> [TASK PROMPT]:
Give back the entire listing verbatim.

> [RECORD LIST]:
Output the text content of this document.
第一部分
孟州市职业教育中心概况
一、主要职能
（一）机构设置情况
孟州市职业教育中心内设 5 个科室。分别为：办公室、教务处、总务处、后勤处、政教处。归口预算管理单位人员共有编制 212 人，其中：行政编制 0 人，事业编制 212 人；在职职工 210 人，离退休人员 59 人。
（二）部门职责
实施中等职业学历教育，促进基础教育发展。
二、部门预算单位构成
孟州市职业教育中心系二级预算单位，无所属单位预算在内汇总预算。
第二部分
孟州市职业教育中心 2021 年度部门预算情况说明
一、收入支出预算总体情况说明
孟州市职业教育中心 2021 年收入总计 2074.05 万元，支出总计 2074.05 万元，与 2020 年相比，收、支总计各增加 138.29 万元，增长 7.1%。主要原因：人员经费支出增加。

> [EXERCISE ANSWER]:
Output the text content of this document.
第一部分
孟州市职业教育中心概况
一、主要职能
（一）机构设置情况
孟州市职业教育中心内设 5 个科室。分别为：办公室、教务处、总务处、后勤处、政教处。归口预算管理单位人员共有编制 212 人，其中：行政编制 0 人，事业编制 212 人；在职职工 210 人，离退休人员 59 人。
（二）部门职责
实施中等职业学历教育，促进基础教育发展。
二、部门预算单位构成
孟州市职业教育中心系二级预算单位，无所属单位预算在内汇总预算。
第二部分
孟州市职业教育中心 2021 年度部门预算情况说明
一、收入支出预算总体情况说明
孟州市职业教育中心 2021 年收入总计 2074.05 万元，支出总计 2074.05 万元，与 2020 年相比，收、支总计各增加 138.29 万元，增长 7.1%。主要原因：人员经费支出增加。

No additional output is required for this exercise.